What to do - Output every line below without omitting or altering anything.

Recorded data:
------------------------------------

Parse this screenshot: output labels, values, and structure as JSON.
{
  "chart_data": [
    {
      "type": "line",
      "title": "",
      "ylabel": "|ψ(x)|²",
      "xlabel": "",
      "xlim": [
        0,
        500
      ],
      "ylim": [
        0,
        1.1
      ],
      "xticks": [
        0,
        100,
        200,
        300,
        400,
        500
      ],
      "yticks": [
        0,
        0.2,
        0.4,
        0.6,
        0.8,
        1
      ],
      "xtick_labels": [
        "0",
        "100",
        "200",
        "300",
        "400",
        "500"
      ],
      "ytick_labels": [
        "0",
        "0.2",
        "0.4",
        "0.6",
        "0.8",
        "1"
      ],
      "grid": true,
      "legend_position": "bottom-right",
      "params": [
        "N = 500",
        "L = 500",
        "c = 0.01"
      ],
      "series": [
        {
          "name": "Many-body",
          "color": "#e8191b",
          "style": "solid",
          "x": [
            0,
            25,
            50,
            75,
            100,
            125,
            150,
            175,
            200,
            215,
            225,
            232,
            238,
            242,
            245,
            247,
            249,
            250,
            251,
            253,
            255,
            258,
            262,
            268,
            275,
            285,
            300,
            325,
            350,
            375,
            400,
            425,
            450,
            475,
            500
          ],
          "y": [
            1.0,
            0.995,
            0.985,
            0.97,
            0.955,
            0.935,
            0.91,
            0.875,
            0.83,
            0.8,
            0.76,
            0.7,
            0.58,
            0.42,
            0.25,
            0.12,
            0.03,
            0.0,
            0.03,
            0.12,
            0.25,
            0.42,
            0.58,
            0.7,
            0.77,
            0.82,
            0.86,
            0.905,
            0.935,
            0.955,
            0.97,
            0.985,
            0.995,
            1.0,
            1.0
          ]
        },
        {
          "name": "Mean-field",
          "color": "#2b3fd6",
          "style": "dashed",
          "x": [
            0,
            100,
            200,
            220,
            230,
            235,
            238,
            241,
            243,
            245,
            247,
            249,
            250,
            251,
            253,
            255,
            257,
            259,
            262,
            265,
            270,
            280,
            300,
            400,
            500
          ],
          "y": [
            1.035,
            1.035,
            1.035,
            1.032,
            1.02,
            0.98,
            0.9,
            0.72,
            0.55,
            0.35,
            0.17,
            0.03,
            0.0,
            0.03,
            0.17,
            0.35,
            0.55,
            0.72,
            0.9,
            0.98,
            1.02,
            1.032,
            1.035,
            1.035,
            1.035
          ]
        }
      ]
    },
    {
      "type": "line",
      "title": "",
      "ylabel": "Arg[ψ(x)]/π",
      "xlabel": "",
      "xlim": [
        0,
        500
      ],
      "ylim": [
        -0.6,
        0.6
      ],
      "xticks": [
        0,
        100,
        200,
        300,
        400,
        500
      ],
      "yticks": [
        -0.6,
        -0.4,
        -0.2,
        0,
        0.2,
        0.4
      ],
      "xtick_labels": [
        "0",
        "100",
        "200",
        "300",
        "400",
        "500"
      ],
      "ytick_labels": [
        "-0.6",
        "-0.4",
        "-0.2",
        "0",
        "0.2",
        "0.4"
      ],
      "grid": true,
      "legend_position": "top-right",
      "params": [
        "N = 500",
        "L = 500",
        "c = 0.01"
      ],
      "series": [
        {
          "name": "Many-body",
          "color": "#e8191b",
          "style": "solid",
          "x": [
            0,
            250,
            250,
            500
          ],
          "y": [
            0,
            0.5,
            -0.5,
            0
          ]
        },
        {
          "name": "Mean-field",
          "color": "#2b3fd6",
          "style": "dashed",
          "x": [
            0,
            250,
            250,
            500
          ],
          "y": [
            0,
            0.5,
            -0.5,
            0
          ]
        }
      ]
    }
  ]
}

------------------------------------

Task response -
Parse this screenshot: output labels, values, and structure as JSON.
{
  "chart_data": [
    {
      "type": "line",
      "title": "",
      "ylabel": "|ψ(x)|²",
      "xlabel": "",
      "xlim": [
        0,
        500
      ],
      "ylim": [
        0,
        1.1
      ],
      "xticks": [
        0,
        100,
        200,
        300,
        400,
        500
      ],
      "yticks": [
        0,
        0.2,
        0.4,
        0.6,
        0.8,
        1
      ],
      "xtick_labels": [
        "0",
        "100",
        "200",
        "300",
        "400",
        "500"
      ],
      "ytick_labels": [
        "0",
        "0.2",
        "0.4",
        "0.6",
        "0.8",
        "1"
      ],
      "grid": true,
      "legend_position": "bottom-right",
      "params": [
        "N = 500",
        "L = 500",
        "c = 0.01"
      ],
      "series": [
        {
          "name": "Many-body",
          "color": "#e8191b",
          "style": "solid",
          "x": [
            0,
            25,
            50,
            75,
            100,
            125,
            150,
            175,
            200,
            215,
            225,
            232,
            238,
            242,
            245,
            247,
            249,
            250,
            251,
            253,
            255,
            258,
            262,
            268,
            275,
            285,
            300,
            325,
            350,
            375,
            400,
            425,
            450,
            475,
            500
          ],
          "y": [
            1.0,
            0.995,
            0.985,
            0.97,
            0.955,
            0.935,
            0.91,
            0.875,
            0.83,
            0.8,
            0.76,
            0.7,
            0.58,
            0.42,
            0.25,
            0.12,
            0.03,
            0.0,
            0.03,
            0.12,
            0.25,
            0.42,
            0.58,
            0.7,
            0.77,
            0.82,
            0.86,
            0.905,
            0.935,
            0.955,
            0.97,
            0.985,
            0.995,
            1.0,
            1.0
          ]
        },
        {
          "name": "Mean-field",
          "color": "#2b3fd6",
          "style": "dashed",
          "x": [
            0,
            100,
            200,
            220,
            230,
            235,
            238,
            241,
            243,
            245,
            247,
            249,
            250,
            251,
            253,
            255,
            257,
            259,
            262,
            265,
            270,
            280,
            300,
            400,
            500
          ],
          "y": [
            1.035,
            1.035,
            1.035,
            1.032,
            1.02,
            0.98,
            0.9,
            0.72,
            0.55,
            0.35,
            0.17,
            0.03,
            0.0,
            0.03,
            0.17,
            0.35,
            0.55,
            0.72,
            0.9,
            0.98,
            1.02,
            1.032,
            1.035,
            1.035,
            1.035
          ]
        }
      ]
    },
    {
      "type": "line",
      "title": "",
      "ylabel": "Arg[ψ(x)]/π",
      "xlabel": "",
      "xlim": [
        0,
        500
      ],
      "ylim": [
        -0.6,
        0.6
      ],
      "xticks": [
        0,
        100,
        200,
        300,
        400,
        500
      ],
      "yticks": [
        -0.6,
        -0.4,
        -0.2,
        0,
        0.2,
        0.4
      ],
      "xtick_labels": [
        "0",
        "100",
        "200",
        "300",
        "400",
        "500"
      ],
      "ytick_labels": [
        "-0.6",
        "-0.4",
        "-0.2",
        "0",
        "0.2",
        "0.4"
      ],
      "grid": true,
      "legend_position": "top-right",
      "params": [
        "N = 500",
        "L = 500",
        "c = 0.01"
      ],
      "series": [
        {
          "name": "Many-body",
          "color": "#e8191b",
          "style": "solid",
          "x": [
            0,
            250,
            250,
            500
          ],
          "y": [
            0,
            0.5,
            -0.5,
            0
          ]
        },
        {
          "name": "Mean-field",
          "color": "#2b3fd6",
          "style": "dashed",
          "x": [
            0,
            250,
            250,
            500
          ],
          "y": [
            0,
            0.5,
            -0.5,
            0
          ]
        }
      ]
    }
  ]
}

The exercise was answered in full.